- _Exercise aim_
Find the word "text" in the data. Return every line where it appears.

=== Dataset rows ===

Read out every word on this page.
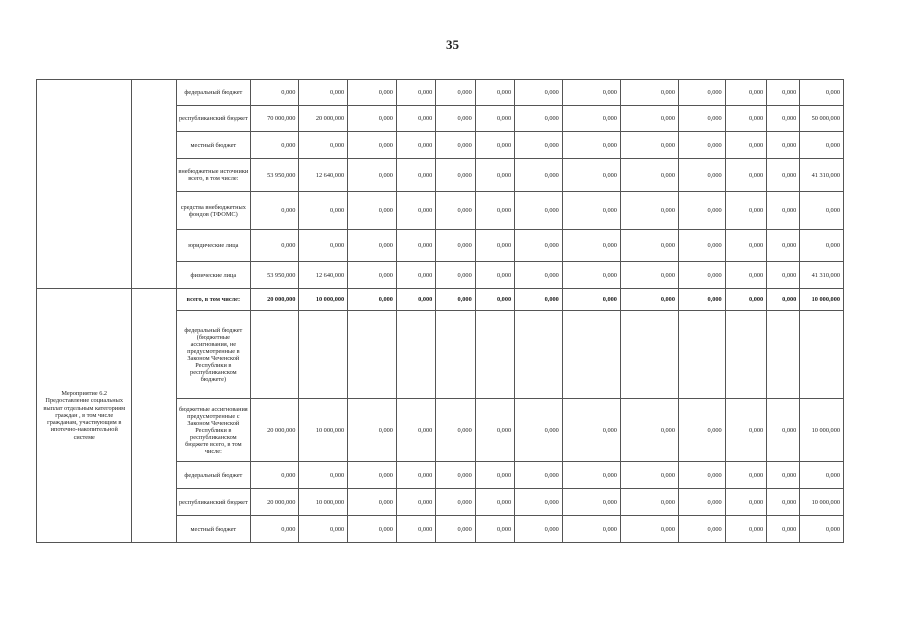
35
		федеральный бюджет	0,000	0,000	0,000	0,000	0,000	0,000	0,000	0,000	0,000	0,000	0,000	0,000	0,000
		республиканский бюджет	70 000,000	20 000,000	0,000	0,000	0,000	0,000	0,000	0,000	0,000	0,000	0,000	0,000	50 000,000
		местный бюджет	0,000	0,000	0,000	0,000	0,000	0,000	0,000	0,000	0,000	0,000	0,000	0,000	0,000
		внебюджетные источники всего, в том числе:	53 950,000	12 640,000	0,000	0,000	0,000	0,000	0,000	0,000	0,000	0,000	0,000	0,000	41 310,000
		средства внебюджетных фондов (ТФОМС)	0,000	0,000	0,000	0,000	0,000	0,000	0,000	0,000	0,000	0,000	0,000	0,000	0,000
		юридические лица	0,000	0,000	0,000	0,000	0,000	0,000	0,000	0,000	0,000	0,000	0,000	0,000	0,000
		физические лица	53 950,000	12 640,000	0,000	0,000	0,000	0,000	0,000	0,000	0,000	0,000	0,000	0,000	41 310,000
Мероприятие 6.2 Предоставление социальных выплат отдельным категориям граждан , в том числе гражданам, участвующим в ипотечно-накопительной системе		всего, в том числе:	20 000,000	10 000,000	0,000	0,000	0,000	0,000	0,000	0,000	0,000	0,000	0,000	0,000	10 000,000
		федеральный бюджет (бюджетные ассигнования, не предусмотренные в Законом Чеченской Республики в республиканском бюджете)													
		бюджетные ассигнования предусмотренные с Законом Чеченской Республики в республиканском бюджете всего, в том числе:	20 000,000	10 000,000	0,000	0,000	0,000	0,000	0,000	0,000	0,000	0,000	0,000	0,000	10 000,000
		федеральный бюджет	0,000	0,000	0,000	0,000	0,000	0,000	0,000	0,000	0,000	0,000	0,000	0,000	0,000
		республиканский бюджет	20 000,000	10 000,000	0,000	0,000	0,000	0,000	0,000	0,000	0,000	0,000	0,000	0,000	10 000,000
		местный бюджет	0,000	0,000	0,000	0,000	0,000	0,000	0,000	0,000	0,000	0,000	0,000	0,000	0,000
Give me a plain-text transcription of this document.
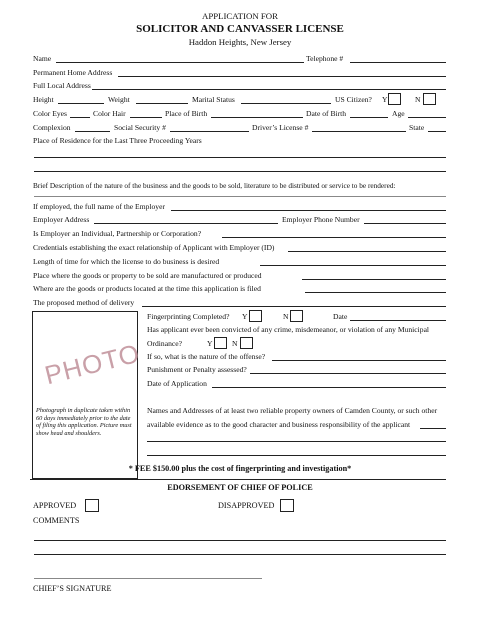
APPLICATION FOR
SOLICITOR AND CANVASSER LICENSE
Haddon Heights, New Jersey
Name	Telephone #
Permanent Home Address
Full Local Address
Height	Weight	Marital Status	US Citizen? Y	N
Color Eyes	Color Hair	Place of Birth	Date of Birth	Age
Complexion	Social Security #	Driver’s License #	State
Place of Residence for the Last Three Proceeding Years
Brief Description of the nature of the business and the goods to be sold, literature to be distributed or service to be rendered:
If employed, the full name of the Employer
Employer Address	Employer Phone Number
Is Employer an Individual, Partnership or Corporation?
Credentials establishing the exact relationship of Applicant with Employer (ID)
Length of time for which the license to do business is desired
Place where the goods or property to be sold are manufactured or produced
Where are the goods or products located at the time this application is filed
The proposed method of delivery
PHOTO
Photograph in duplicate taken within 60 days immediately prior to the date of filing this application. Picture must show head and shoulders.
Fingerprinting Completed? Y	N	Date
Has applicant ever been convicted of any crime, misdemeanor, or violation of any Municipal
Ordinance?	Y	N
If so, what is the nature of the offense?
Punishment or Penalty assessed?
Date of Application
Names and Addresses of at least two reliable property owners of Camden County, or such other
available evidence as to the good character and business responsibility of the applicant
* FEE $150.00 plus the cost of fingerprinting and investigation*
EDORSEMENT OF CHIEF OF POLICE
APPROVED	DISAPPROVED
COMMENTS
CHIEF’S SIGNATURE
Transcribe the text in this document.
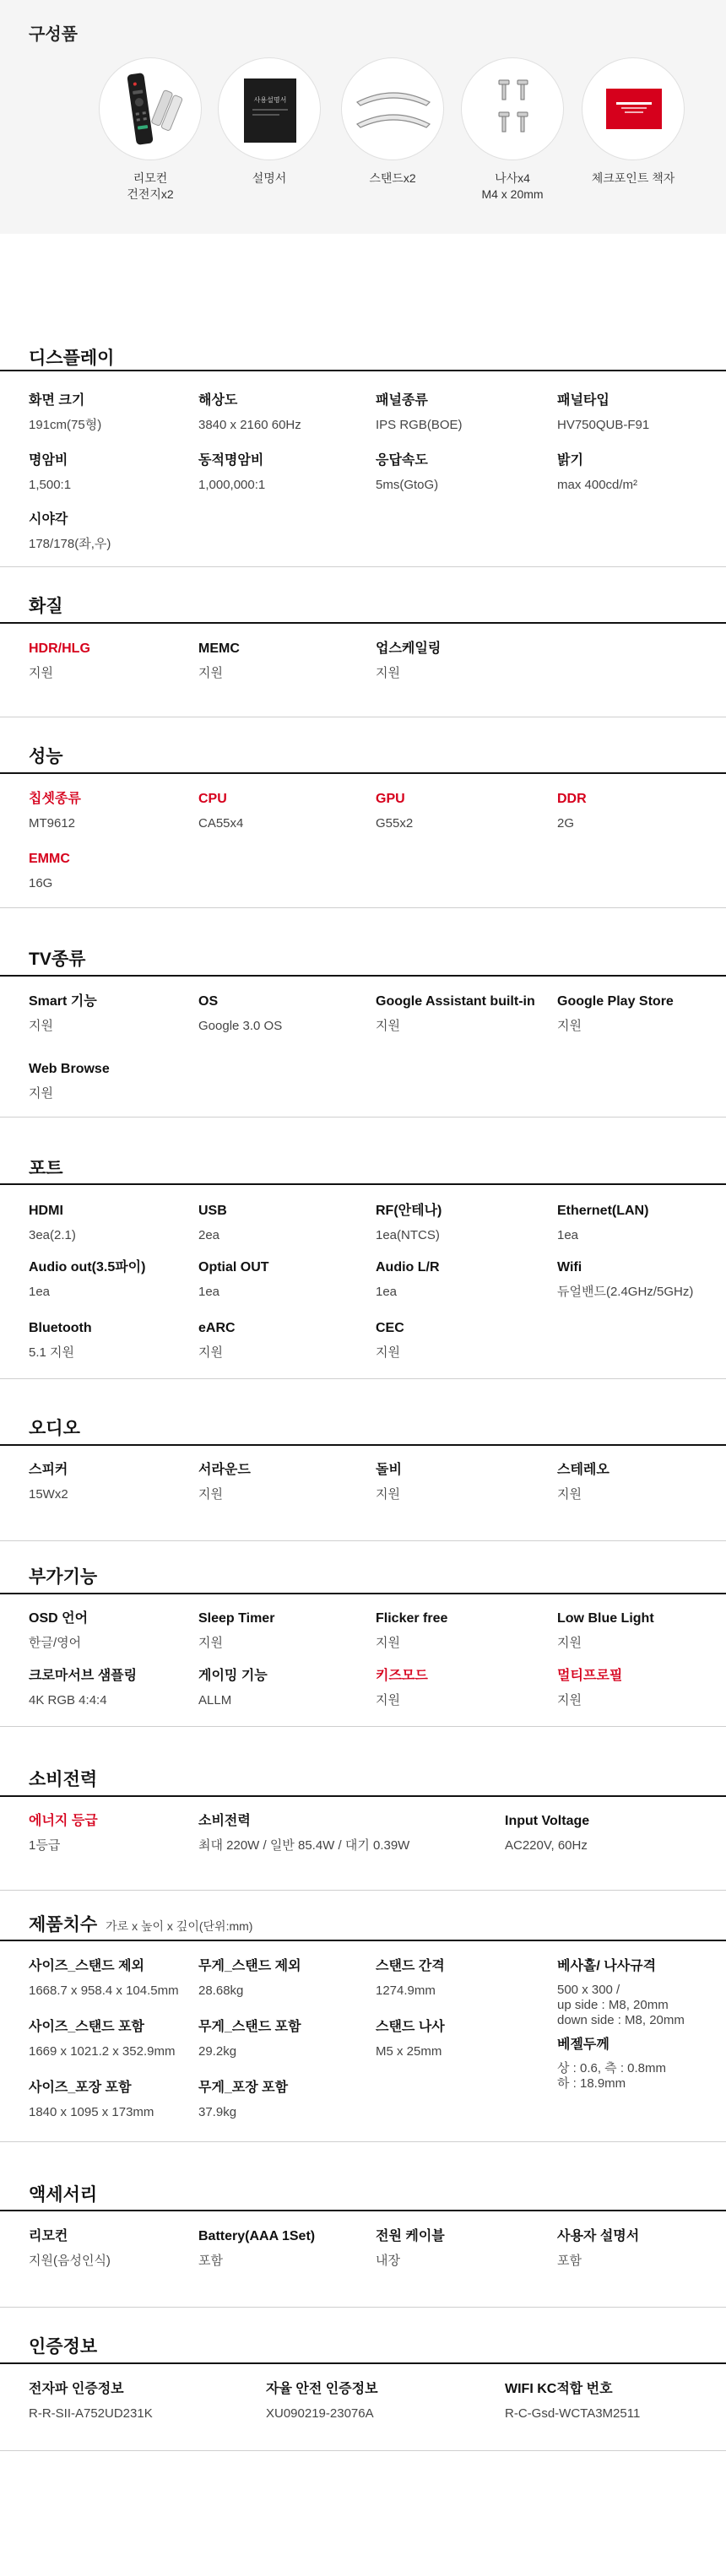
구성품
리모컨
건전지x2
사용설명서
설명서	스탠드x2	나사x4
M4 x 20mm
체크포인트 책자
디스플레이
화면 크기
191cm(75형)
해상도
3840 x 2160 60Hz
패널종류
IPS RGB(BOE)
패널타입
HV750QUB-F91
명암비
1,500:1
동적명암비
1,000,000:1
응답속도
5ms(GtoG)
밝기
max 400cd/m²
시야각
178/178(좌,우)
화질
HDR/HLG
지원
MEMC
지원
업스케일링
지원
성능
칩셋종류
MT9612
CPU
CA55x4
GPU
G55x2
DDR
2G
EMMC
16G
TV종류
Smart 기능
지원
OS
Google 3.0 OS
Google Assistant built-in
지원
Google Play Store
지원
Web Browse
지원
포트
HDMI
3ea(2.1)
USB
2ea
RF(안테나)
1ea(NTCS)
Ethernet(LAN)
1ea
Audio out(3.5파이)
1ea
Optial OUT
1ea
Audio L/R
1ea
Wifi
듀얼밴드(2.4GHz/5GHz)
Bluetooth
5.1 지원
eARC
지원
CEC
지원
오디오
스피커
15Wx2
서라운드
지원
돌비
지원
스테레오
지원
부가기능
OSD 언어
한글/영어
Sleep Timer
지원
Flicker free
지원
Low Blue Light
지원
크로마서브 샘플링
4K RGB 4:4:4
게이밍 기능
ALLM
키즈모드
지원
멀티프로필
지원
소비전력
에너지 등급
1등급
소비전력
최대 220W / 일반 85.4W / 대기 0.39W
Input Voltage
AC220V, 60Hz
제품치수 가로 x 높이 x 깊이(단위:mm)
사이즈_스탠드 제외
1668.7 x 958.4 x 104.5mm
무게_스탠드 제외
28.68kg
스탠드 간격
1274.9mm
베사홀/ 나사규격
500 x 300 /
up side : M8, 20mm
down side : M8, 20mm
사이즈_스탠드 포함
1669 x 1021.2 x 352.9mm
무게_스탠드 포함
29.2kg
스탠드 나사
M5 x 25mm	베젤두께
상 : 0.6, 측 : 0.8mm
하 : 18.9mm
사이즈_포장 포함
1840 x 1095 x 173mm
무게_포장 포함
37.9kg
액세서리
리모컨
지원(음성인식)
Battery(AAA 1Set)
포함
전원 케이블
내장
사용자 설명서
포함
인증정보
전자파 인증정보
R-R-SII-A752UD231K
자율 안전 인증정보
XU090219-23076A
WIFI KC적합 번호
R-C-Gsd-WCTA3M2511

===
=== Dataset rows ===

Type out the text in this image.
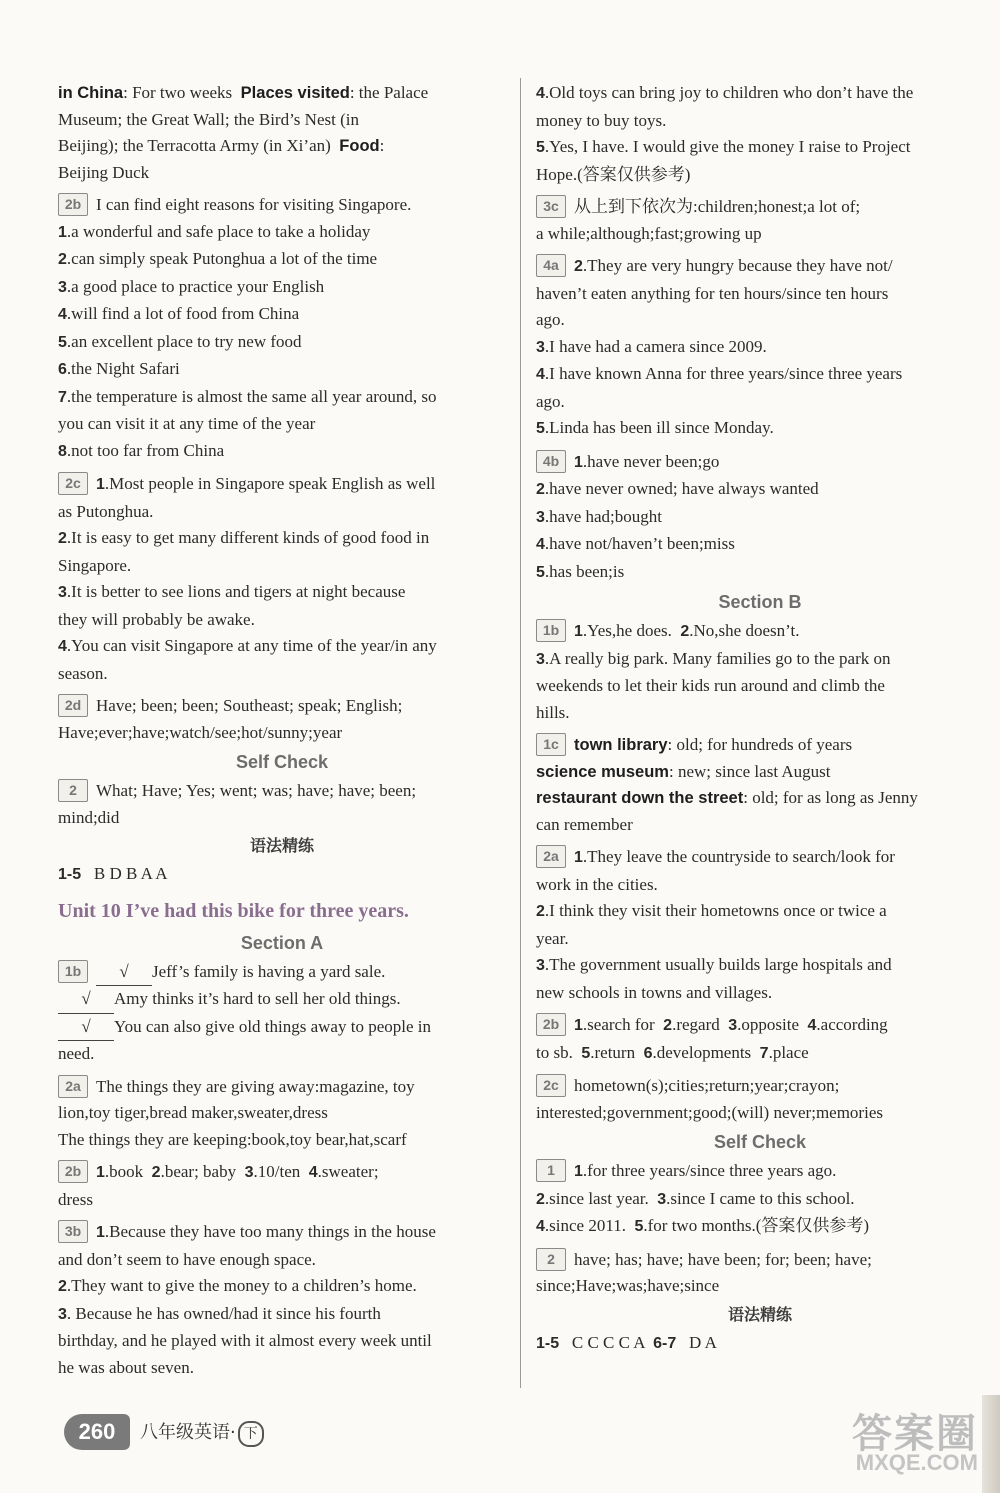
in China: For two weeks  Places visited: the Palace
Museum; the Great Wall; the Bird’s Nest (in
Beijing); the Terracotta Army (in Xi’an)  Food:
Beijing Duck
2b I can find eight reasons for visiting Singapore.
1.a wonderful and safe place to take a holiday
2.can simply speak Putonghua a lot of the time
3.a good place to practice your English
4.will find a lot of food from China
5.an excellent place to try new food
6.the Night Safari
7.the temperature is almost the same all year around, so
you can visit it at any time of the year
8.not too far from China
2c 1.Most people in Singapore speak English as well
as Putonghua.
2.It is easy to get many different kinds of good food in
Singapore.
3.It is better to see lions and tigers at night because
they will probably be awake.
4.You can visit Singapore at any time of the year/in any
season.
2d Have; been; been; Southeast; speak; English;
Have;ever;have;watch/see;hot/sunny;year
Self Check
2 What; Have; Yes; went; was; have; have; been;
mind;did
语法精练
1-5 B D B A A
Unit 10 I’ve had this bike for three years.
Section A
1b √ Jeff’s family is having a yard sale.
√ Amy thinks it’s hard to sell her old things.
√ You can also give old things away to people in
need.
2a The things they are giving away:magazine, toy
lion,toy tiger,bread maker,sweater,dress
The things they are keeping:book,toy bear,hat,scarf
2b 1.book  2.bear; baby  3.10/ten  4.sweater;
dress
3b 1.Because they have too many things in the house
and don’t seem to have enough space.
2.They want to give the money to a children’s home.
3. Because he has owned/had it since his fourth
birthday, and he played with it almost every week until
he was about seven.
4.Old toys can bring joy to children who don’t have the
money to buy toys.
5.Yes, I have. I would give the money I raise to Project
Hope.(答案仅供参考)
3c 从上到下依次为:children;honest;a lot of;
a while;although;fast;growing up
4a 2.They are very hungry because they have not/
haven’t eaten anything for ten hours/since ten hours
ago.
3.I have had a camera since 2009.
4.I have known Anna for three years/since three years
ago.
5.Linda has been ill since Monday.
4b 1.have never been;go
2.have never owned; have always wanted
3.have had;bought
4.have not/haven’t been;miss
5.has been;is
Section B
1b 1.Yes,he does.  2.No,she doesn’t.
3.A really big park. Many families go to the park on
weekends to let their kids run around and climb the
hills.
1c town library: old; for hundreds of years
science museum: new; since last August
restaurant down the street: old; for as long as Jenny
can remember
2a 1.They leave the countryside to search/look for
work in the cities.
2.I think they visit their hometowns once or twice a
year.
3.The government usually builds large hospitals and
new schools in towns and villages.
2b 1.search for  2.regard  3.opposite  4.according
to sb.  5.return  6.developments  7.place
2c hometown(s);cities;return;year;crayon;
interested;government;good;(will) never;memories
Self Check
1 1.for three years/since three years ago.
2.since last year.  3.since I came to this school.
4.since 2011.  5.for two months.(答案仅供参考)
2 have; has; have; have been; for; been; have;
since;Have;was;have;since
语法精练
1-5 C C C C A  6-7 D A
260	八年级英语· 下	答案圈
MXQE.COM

===

- _Result for this task_
Give me a plain-text transcription of this document.
Transcribe the text in this document.
Type out the text in this image.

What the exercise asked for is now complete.